**PROVIDED DATA:**
——

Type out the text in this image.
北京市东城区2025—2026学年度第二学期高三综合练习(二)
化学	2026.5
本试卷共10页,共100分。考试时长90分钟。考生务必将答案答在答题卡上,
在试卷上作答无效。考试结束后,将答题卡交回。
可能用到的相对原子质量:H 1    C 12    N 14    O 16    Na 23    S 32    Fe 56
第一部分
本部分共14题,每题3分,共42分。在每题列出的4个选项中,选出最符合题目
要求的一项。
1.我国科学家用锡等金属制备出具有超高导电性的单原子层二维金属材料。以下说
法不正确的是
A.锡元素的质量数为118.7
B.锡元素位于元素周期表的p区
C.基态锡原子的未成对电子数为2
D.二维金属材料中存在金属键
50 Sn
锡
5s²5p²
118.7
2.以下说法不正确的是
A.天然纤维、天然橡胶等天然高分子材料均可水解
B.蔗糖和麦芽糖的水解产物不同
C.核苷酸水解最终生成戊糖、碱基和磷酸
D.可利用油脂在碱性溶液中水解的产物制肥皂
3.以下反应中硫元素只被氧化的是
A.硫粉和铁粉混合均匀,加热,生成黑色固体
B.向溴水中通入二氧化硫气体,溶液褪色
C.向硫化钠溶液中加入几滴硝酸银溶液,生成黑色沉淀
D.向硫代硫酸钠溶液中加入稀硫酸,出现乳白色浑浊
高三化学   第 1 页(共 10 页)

——

**EXERCISE DIRECTIONS:** Write out the full listing, keeping every line exactly as it is.

**COMPLETE ANSWER:**
Type out the text in this image.
北京市东城区2025—2026学年度第二学期高三综合练习(二)
化学	2026.5
本试卷共10页,共100分。考试时长90分钟。考生务必将答案答在答题卡上,
在试卷上作答无效。考试结束后,将答题卡交回。
可能用到的相对原子质量:H 1    C 12    N 14    O 16    Na 23    S 32    Fe 56
第一部分
本部分共14题,每题3分,共42分。在每题列出的4个选项中,选出最符合题目
要求的一项。
1.我国科学家用锡等金属制备出具有超高导电性的单原子层二维金属材料。以下说
法不正确的是
A.锡元素的质量数为118.7
B.锡元素位于元素周期表的p区
C.基态锡原子的未成对电子数为2
D.二维金属材料中存在金属键
50 Sn
锡
5s²5p²
118.7
2.以下说法不正确的是
A.天然纤维、天然橡胶等天然高分子材料均可水解
B.蔗糖和麦芽糖的水解产物不同
C.核苷酸水解最终生成戊糖、碱基和磷酸
D.可利用油脂在碱性溶液中水解的产物制肥皂
3.以下反应中硫元素只被氧化的是
A.硫粉和铁粉混合均匀,加热,生成黑色固体
B.向溴水中通入二氧化硫气体,溶液褪色
C.向硫化钠溶液中加入几滴硝酸银溶液,生成黑色沉淀
D.向硫代硫酸钠溶液中加入稀硫酸,出现乳白色浑浊
高三化学   第 1 页(共 10 页)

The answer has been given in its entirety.